THE TASK - All records below must be retyped exactly.

☆ ☆ ☆

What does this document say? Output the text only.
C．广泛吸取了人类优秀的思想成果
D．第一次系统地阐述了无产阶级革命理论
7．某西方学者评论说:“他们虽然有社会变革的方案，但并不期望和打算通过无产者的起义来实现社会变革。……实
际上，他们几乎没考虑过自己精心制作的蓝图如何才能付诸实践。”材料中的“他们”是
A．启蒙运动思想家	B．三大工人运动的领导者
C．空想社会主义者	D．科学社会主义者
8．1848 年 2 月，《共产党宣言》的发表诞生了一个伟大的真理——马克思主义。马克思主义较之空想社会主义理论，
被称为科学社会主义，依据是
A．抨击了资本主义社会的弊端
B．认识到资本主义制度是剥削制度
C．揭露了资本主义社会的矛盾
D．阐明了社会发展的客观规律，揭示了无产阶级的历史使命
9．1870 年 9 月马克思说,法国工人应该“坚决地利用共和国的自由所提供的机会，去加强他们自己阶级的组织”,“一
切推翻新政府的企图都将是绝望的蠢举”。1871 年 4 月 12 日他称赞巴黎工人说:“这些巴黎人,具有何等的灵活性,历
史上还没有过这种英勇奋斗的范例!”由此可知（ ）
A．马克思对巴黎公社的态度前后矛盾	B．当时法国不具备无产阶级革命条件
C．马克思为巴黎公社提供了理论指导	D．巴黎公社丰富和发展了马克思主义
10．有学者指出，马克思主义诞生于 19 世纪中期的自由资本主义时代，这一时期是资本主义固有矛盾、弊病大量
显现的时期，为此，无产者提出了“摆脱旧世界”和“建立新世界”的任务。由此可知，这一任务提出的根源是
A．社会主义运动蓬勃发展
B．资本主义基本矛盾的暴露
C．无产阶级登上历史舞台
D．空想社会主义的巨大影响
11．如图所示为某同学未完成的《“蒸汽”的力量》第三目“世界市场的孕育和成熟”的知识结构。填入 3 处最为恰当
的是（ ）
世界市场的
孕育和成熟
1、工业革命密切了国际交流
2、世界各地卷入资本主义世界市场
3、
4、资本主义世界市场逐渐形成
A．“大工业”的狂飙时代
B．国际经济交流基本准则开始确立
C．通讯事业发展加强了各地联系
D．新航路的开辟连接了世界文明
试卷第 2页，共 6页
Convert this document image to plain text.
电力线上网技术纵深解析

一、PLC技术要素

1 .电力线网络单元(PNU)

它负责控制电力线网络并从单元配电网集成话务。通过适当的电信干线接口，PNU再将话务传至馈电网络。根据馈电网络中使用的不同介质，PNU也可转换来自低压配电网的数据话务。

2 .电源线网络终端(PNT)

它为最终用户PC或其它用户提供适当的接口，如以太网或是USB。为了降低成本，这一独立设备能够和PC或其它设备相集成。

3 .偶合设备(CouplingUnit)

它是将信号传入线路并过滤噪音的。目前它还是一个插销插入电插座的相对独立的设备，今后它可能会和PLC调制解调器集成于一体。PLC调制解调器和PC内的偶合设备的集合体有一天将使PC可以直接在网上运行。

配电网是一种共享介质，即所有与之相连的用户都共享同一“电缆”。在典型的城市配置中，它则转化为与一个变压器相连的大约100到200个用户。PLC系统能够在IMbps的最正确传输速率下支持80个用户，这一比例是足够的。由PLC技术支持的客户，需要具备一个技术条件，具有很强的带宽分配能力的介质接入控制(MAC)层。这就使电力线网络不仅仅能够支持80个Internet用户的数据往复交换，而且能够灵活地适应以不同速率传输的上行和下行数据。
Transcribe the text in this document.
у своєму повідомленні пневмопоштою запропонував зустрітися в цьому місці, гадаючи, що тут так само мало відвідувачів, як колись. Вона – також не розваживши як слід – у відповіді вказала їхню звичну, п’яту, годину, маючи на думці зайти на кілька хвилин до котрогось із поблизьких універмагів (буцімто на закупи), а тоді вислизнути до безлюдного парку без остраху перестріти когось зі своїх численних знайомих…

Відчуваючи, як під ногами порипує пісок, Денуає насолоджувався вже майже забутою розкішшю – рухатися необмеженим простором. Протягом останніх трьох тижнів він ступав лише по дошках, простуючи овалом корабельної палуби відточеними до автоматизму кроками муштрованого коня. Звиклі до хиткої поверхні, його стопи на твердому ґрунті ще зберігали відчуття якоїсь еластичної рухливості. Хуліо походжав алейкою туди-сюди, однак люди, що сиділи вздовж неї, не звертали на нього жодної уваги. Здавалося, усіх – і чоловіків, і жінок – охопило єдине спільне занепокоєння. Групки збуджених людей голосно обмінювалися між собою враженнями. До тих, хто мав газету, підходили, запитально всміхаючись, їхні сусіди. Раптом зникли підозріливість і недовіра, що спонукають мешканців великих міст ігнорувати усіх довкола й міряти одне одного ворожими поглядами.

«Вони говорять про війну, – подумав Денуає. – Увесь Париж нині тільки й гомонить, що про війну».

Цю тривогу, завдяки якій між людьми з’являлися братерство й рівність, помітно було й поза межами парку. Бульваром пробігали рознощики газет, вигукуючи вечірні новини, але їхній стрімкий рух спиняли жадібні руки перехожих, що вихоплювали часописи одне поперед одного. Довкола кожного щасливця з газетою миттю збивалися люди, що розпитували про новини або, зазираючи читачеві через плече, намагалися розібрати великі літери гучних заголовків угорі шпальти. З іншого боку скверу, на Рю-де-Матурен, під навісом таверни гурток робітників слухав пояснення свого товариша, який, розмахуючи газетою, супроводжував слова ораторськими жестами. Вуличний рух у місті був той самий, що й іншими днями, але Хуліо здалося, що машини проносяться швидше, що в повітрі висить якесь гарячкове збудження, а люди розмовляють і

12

☆ ☆ ☆

RIGHT ANSWER -
What does this document say? Output the text only.
C．广泛吸取了人类优秀的思想成果
D．第一次系统地阐述了无产阶级革命理论
7．某西方学者评论说:“他们虽然有社会变革的方案，但并不期望和打算通过无产者的起义来实现社会变革。……实
际上，他们几乎没考虑过自己精心制作的蓝图如何才能付诸实践。”材料中的“他们”是
A．启蒙运动思想家	B．三大工人运动的领导者
C．空想社会主义者	D．科学社会主义者
8．1848 年 2 月，《共产党宣言》的发表诞生了一个伟大的真理——马克思主义。马克思主义较之空想社会主义理论，
被称为科学社会主义，依据是
A．抨击了资本主义社会的弊端
B．认识到资本主义制度是剥削制度
C．揭露了资本主义社会的矛盾
D．阐明了社会发展的客观规律，揭示了无产阶级的历史使命
9．1870 年 9 月马克思说,法国工人应该“坚决地利用共和国的自由所提供的机会，去加强他们自己阶级的组织”,“一
切推翻新政府的企图都将是绝望的蠢举”。1871 年 4 月 12 日他称赞巴黎工人说:“这些巴黎人,具有何等的灵活性,历
史上还没有过这种英勇奋斗的范例!”由此可知（ ）
A．马克思对巴黎公社的态度前后矛盾	B．当时法国不具备无产阶级革命条件
C．马克思为巴黎公社提供了理论指导	D．巴黎公社丰富和发展了马克思主义
10．有学者指出，马克思主义诞生于 19 世纪中期的自由资本主义时代，这一时期是资本主义固有矛盾、弊病大量
显现的时期，为此，无产者提出了“摆脱旧世界”和“建立新世界”的任务。由此可知，这一任务提出的根源是
A．社会主义运动蓬勃发展
B．资本主义基本矛盾的暴露
C．无产阶级登上历史舞台
D．空想社会主义的巨大影响
11．如图所示为某同学未完成的《“蒸汽”的力量》第三目“世界市场的孕育和成熟”的知识结构。填入 3 处最为恰当
的是（ ）
世界市场的
孕育和成熟
1、工业革命密切了国际交流
2、世界各地卷入资本主义世界市场
3、
4、资本主义世界市场逐渐形成
A．“大工业”的狂飙时代
B．国际经济交流基本准则开始确立
C．通讯事业发展加强了各地联系
D．新航路的开辟连接了世界文明
试卷第 2页，共 6页
Convert this document image to plain text.
电力线上网技术纵深解析

一、PLC技术要素

1 .电力线网络单元(PNU)

它负责控制电力线网络并从单元配电网集成话务。通过适当的电信干线接口，PNU再将话务传至馈电网络。根据馈电网络中使用的不同介质，PNU也可转换来自低压配电网的数据话务。

2 .电源线网络终端(PNT)

它为最终用户PC或其它用户提供适当的接口，如以太网或是USB。为了降低成本，这一独立设备能够和PC或其它设备相集成。

3 .偶合设备(CouplingUnit)

它是将信号传入线路并过滤噪音的。目前它还是一个插销插入电插座的相对独立的设备，今后它可能会和PLC调制解调器集成于一体。PLC调制解调器和PC内的偶合设备的集合体有一天将使PC可以直接在网上运行。

配电网是一种共享介质，即所有与之相连的用户都共享同一“电缆”。在典型的城市配置中，它则转化为与一个变压器相连的大约100到200个用户。PLC系统能够在IMbps的最正确传输速率下支持80个用户，这一比例是足够的。由PLC技术支持的客户，需要具备一个技术条件，具有很强的带宽分配能力的介质接入控制(MAC)层。这就使电力线网络不仅仅能够支持80个Internet用户的数据往复交换，而且能够灵活地适应以不同速率传输的上行和下行数据。
Transcribe the text in this document.
у своєму повідомленні пневмопоштою запропонував зустрітися в цьому місці, гадаючи, що тут так само мало відвідувачів, як колись. Вона – також не розваживши як слід – у відповіді вказала їхню звичну, п’яту, годину, маючи на думці зайти на кілька хвилин до котрогось із поблизьких універмагів (буцімто на закупи), а тоді вислизнути до безлюдного парку без остраху перестріти когось зі своїх численних знайомих…

Відчуваючи, як під ногами порипує пісок, Денуає насолоджувався вже майже забутою розкішшю – рухатися необмеженим простором. Протягом останніх трьох тижнів він ступав лише по дошках, простуючи овалом корабельної палуби відточеними до автоматизму кроками муштрованого коня. Звиклі до хиткої поверхні, його стопи на твердому ґрунті ще зберігали відчуття якоїсь еластичної рухливості. Хуліо походжав алейкою туди-сюди, однак люди, що сиділи вздовж неї, не звертали на нього жодної уваги. Здавалося, усіх – і чоловіків, і жінок – охопило єдине спільне занепокоєння. Групки збуджених людей голосно обмінювалися між собою враженнями. До тих, хто мав газету, підходили, запитально всміхаючись, їхні сусіди. Раптом зникли підозріливість і недовіра, що спонукають мешканців великих міст ігнорувати усіх довкола й міряти одне одного ворожими поглядами.

«Вони говорять про війну, – подумав Денуає. – Увесь Париж нині тільки й гомонить, що про війну».

Цю тривогу, завдяки якій між людьми з’являлися братерство й рівність, помітно було й поза межами парку. Бульваром пробігали рознощики газет, вигукуючи вечірні новини, але їхній стрімкий рух спиняли жадібні руки перехожих, що вихоплювали часописи одне поперед одного. Довкола кожного щасливця з газетою миттю збивалися люди, що розпитували про новини або, зазираючи читачеві через плече, намагалися розібрати великі літери гучних заголовків угорі шпальти. З іншого боку скверу, на Рю-де-Матурен, під навісом таверни гурток робітників слухав пояснення свого товариша, який, розмахуючи газетою, супроводжував слова ораторськими жестами. Вуличний рух у місті був той самий, що й іншими днями, але Хуліо здалося, що машини проносяться швидше, що в повітрі висить якесь гарячкове збудження, а люди розмовляють і

12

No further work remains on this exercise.